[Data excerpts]
● ● ●

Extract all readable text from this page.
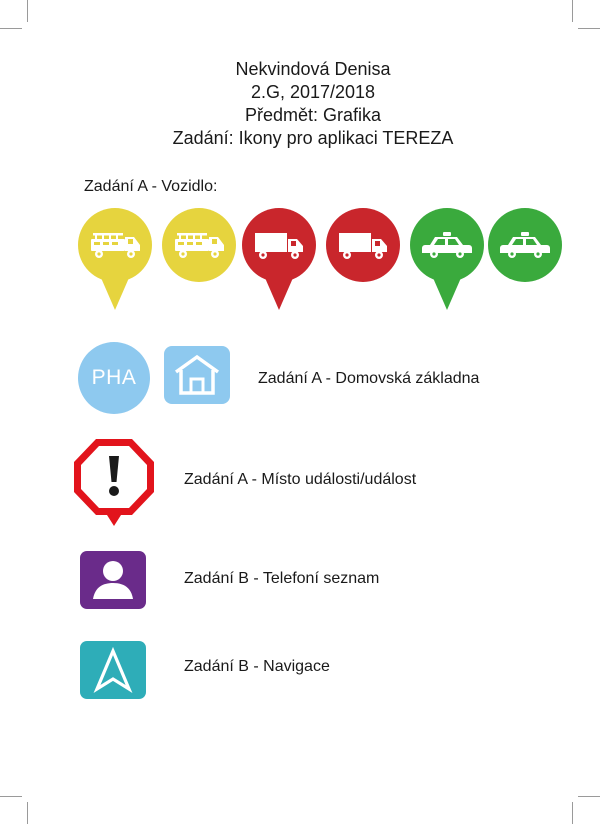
Nekvindová Denisa
2.G, 2017/2018
Předmět: Grafika
Zadání: Ikony pro aplikaci TEREZA
Zadání A - Vozidlo:
PHA	Zadání A - Domovská základna
Zadání A - Místo události/událost
Zadání B - Telefoní seznam
Zadání B - Navigace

● ● ●

Copy every line above in which the string "Zadání" shows up.

• Output of the exercise:
Zadání: Ikony pro aplikaci TEREZA
Zadání A - Vozidlo:
PHA	Zadání A - Domovská základna
Zadání A - Místo události/událost
Zadání B - Telefoní seznam
Zadání B - Navigace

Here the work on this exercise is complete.